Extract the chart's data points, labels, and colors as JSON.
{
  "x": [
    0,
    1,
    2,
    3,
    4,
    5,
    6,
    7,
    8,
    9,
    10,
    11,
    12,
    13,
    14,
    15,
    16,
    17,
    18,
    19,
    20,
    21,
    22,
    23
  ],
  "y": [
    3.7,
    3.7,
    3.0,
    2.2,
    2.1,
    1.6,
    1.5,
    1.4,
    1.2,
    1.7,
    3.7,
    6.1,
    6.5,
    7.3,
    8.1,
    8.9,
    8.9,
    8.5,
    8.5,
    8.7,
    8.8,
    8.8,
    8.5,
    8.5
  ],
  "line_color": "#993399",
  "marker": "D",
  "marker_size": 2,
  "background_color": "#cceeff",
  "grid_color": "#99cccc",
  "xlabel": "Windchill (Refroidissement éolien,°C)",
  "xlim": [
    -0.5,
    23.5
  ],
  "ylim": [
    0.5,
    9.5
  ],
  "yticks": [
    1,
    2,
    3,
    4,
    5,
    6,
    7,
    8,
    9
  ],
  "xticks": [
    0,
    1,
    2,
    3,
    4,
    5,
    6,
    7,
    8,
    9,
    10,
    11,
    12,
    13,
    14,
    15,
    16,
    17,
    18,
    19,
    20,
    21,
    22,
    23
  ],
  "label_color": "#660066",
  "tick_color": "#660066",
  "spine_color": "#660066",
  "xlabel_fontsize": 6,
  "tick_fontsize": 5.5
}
* * * * * * * * *
Stated problem: All of the entries must be written out exactly as they stand.

The reply:
Extract the chart's data points, labels, and colors as JSON.
{
  "x": [
    0,
    1,
    2,
    3,
    4,
    5,
    6,
    7,
    8,
    9,
    10,
    11,
    12,
    13,
    14,
    15,
    16,
    17,
    18,
    19,
    20,
    21,
    22,
    23
  ],
  "y": [
    3.7,
    3.7,
    3.0,
    2.2,
    2.1,
    1.6,
    1.5,
    1.4,
    1.2,
    1.7,
    3.7,
    6.1,
    6.5,
    7.3,
    8.1,
    8.9,
    8.9,
    8.5,
    8.5,
    8.7,
    8.8,
    8.8,
    8.5,
    8.5
  ],
  "line_color": "#993399",
  "marker": "D",
  "marker_size": 2,
  "background_color": "#cceeff",
  "grid_color": "#99cccc",
  "xlabel": "Windchill (Refroidissement éolien,°C)",
  "xlim": [
    -0.5,
    23.5
  ],
  "ylim": [
    0.5,
    9.5
  ],
  "yticks": [
    1,
    2,
    3,
    4,
    5,
    6,
    7,
    8,
    9
  ],
  "xticks": [
    0,
    1,
    2,
    3,
    4,
    5,
    6,
    7,
    8,
    9,
    10,
    11,
    12,
    13,
    14,
    15,
    16,
    17,
    18,
    19,
    20,
    21,
    22,
    23
  ],
  "label_color": "#660066",
  "tick_color": "#660066",
  "spine_color": "#660066",
  "xlabel_fontsize": 6,
  "tick_fontsize": 5.5
}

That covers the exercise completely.